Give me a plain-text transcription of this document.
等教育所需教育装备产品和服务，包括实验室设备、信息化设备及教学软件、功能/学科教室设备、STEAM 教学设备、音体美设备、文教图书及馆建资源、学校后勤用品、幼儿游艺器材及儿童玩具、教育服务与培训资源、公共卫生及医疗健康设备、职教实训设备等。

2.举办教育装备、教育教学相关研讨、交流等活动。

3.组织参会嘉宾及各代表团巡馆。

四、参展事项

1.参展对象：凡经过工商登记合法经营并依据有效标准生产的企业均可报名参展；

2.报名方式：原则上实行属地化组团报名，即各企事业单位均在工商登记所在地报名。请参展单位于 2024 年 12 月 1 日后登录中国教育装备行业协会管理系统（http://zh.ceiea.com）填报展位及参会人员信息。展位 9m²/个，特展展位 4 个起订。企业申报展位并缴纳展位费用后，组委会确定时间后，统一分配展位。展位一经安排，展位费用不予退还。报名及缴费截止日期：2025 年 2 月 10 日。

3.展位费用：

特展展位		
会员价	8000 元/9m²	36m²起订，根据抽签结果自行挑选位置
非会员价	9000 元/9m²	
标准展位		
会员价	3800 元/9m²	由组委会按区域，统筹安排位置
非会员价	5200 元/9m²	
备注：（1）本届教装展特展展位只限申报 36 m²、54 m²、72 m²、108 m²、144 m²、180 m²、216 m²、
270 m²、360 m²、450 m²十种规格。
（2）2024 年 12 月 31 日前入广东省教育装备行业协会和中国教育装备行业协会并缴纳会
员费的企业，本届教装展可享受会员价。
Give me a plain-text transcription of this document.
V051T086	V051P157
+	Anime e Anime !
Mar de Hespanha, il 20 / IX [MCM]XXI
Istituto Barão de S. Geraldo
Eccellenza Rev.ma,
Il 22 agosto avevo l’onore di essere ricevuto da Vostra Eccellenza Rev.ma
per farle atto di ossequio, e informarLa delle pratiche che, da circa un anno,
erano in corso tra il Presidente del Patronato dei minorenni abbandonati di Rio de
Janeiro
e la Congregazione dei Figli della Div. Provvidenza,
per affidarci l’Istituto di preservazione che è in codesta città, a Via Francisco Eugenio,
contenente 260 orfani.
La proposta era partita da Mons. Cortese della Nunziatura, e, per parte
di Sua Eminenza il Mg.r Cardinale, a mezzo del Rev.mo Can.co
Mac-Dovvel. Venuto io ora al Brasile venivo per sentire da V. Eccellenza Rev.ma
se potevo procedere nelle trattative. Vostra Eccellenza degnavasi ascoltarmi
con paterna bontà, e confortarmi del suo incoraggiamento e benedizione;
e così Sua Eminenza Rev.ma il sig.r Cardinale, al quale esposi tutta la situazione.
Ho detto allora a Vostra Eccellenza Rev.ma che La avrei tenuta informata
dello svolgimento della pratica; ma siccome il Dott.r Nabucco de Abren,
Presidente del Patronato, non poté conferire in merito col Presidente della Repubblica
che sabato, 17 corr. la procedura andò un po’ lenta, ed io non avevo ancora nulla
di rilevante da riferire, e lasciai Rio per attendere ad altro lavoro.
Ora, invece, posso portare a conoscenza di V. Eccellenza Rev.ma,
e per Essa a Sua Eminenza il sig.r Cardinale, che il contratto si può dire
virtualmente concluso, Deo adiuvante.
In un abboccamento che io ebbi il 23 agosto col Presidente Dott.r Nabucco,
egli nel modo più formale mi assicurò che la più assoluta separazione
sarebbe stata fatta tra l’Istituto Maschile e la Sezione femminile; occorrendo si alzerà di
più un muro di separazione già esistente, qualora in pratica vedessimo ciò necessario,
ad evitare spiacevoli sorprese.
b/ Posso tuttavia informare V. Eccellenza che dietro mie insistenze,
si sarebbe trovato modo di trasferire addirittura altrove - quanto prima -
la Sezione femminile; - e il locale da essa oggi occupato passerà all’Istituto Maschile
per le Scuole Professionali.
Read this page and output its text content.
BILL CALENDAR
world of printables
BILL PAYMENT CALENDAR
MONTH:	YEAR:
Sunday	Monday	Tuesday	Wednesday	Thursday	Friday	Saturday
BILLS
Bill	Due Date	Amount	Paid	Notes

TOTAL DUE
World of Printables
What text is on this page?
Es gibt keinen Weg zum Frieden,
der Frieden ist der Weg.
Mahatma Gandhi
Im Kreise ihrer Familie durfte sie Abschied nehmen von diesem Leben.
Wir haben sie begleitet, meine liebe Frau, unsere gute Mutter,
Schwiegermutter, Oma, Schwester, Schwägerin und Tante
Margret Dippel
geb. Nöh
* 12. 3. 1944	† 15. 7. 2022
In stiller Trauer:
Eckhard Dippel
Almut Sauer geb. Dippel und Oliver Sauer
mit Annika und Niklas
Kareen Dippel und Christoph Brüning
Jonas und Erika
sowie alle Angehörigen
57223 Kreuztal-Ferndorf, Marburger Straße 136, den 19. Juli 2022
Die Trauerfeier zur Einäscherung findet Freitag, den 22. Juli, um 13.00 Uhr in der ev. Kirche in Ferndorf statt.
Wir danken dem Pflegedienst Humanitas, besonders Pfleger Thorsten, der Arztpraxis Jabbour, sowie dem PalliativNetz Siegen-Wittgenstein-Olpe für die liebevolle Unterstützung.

_____

* _What to produce_:
Select all lines in the listing above where the word "Istituto" appears, and show them.

* _Task result_:
Istituto Barão de S. Geraldo
per affidarci l’Istituto di preservazione che è in codesta città, a Via Francisco Eugenio,
sarebbe stata fatta tra l’Istituto Maschile e la Sezione femminile; occorrendo si alzerà di
la Sezione femminile; - e il locale da essa oggi occupato passerà all’Istituto Maschile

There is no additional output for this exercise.